-------- DATA ENTRIES

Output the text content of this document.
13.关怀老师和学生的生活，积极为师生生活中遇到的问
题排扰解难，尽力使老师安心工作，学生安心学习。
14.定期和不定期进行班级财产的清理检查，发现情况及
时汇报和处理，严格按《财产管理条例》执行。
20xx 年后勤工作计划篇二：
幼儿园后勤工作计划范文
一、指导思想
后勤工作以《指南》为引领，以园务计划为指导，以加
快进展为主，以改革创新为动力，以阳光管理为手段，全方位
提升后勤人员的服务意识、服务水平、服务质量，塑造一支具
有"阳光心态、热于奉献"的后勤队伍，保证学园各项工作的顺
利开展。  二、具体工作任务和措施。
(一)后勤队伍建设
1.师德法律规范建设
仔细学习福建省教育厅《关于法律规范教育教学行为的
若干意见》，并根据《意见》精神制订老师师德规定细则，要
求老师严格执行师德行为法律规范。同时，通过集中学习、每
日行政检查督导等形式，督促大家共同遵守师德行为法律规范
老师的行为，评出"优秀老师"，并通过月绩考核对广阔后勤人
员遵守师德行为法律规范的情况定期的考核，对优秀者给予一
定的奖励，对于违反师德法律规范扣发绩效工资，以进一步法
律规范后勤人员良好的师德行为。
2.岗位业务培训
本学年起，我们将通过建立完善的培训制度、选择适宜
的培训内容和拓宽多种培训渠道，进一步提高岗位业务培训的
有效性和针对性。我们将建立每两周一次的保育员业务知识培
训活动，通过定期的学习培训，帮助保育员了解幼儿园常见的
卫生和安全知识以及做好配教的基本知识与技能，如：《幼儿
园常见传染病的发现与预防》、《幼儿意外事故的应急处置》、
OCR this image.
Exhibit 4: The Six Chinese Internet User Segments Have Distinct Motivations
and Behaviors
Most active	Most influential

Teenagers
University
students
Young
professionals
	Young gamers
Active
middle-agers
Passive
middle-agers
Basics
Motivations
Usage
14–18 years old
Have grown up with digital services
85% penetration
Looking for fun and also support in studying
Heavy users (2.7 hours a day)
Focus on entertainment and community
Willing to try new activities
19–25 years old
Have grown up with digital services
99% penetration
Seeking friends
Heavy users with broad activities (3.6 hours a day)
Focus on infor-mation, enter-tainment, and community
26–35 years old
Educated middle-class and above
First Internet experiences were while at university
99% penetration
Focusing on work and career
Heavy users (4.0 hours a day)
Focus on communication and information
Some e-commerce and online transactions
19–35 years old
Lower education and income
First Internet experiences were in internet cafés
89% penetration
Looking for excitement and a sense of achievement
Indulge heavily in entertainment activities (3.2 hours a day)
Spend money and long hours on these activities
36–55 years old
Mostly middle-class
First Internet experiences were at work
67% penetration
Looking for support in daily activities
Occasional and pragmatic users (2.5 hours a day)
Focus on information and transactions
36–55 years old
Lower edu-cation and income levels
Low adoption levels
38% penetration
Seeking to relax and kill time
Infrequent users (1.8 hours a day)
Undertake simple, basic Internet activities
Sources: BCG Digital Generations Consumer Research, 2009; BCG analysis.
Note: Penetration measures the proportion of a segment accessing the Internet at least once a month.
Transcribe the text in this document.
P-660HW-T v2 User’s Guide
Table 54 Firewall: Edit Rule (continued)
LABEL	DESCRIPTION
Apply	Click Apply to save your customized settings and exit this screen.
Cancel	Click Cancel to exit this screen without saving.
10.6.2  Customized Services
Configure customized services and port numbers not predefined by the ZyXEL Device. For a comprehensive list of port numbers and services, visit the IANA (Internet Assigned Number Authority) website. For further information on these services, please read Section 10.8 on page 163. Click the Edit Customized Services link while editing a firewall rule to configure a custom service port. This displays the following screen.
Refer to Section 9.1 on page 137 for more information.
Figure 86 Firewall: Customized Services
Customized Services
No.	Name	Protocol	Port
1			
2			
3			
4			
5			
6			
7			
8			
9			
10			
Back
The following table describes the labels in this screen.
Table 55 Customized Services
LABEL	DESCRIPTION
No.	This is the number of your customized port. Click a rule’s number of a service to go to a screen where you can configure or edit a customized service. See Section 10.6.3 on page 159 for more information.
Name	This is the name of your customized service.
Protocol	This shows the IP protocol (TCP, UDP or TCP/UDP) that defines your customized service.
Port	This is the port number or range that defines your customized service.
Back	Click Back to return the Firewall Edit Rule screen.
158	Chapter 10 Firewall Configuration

----------------

* **WHAT IS ASKED**
Output an exact copy of each record.

* **TASK OUTPUT**
Output the text content of this document.
13.关怀老师和学生的生活，积极为师生生活中遇到的问
题排扰解难，尽力使老师安心工作，学生安心学习。
14.定期和不定期进行班级财产的清理检查，发现情况及
时汇报和处理，严格按《财产管理条例》执行。
20xx 年后勤工作计划篇二：
幼儿园后勤工作计划范文
一、指导思想
后勤工作以《指南》为引领，以园务计划为指导，以加
快进展为主，以改革创新为动力，以阳光管理为手段，全方位
提升后勤人员的服务意识、服务水平、服务质量，塑造一支具
有"阳光心态、热于奉献"的后勤队伍，保证学园各项工作的顺
利开展。  二、具体工作任务和措施。
(一)后勤队伍建设
1.师德法律规范建设
仔细学习福建省教育厅《关于法律规范教育教学行为的
若干意见》，并根据《意见》精神制订老师师德规定细则，要
求老师严格执行师德行为法律规范。同时，通过集中学习、每
日行政检查督导等形式，督促大家共同遵守师德行为法律规范
老师的行为，评出"优秀老师"，并通过月绩考核对广阔后勤人
员遵守师德行为法律规范的情况定期的考核，对优秀者给予一
定的奖励，对于违反师德法律规范扣发绩效工资，以进一步法
律规范后勤人员良好的师德行为。
2.岗位业务培训
本学年起，我们将通过建立完善的培训制度、选择适宜
的培训内容和拓宽多种培训渠道，进一步提高岗位业务培训的
有效性和针对性。我们将建立每两周一次的保育员业务知识培
训活动，通过定期的学习培训，帮助保育员了解幼儿园常见的
卫生和安全知识以及做好配教的基本知识与技能，如：《幼儿
园常见传染病的发现与预防》、《幼儿意外事故的应急处置》、
OCR this image.
Exhibit 4: The Six Chinese Internet User Segments Have Distinct Motivations
and Behaviors
Most active	Most influential

Teenagers
University
students
Young
professionals
	Young gamers
Active
middle-agers
Passive
middle-agers
Basics
Motivations
Usage
14–18 years old
Have grown up with digital services
85% penetration
Looking for fun and also support in studying
Heavy users (2.7 hours a day)
Focus on entertainment and community
Willing to try new activities
19–25 years old
Have grown up with digital services
99% penetration
Seeking friends
Heavy users with broad activities (3.6 hours a day)
Focus on infor-mation, enter-tainment, and community
26–35 years old
Educated middle-class and above
First Internet experiences were while at university
99% penetration
Focusing on work and career
Heavy users (4.0 hours a day)
Focus on communication and information
Some e-commerce and online transactions
19–35 years old
Lower education and income
First Internet experiences were in internet cafés
89% penetration
Looking for excitement and a sense of achievement
Indulge heavily in entertainment activities (3.2 hours a day)
Spend money and long hours on these activities
36–55 years old
Mostly middle-class
First Internet experiences were at work
67% penetration
Looking for support in daily activities
Occasional and pragmatic users (2.5 hours a day)
Focus on information and transactions
36–55 years old
Lower edu-cation and income levels
Low adoption levels
38% penetration
Seeking to relax and kill time
Infrequent users (1.8 hours a day)
Undertake simple, basic Internet activities
Sources: BCG Digital Generations Consumer Research, 2009; BCG analysis.
Note: Penetration measures the proportion of a segment accessing the Internet at least once a month.
Transcribe the text in this document.
P-660HW-T v2 User’s Guide
Table 54 Firewall: Edit Rule (continued)
LABEL	DESCRIPTION
Apply	Click Apply to save your customized settings and exit this screen.
Cancel	Click Cancel to exit this screen without saving.
10.6.2  Customized Services
Configure customized services and port numbers not predefined by the ZyXEL Device. For a comprehensive list of port numbers and services, visit the IANA (Internet Assigned Number Authority) website. For further information on these services, please read Section 10.8 on page 163. Click the Edit Customized Services link while editing a firewall rule to configure a custom service port. This displays the following screen.
Refer to Section 9.1 on page 137 for more information.
Figure 86 Firewall: Customized Services
Customized Services
No.	Name	Protocol	Port
1			
2			
3			
4			
5			
6			
7			
8			
9			
10			
Back
The following table describes the labels in this screen.
Table 55 Customized Services
LABEL	DESCRIPTION
No.	This is the number of your customized port. Click a rule’s number of a service to go to a screen where you can configure or edit a customized service. See Section 10.6.3 on page 159 for more information.
Name	This is the name of your customized service.
Protocol	This shows the IP protocol (TCP, UDP or TCP/UDP) that defines your customized service.
Port	This is the port number or range that defines your customized service.
Back	Click Back to return the Firewall Edit Rule screen.
158	Chapter 10 Firewall Configuration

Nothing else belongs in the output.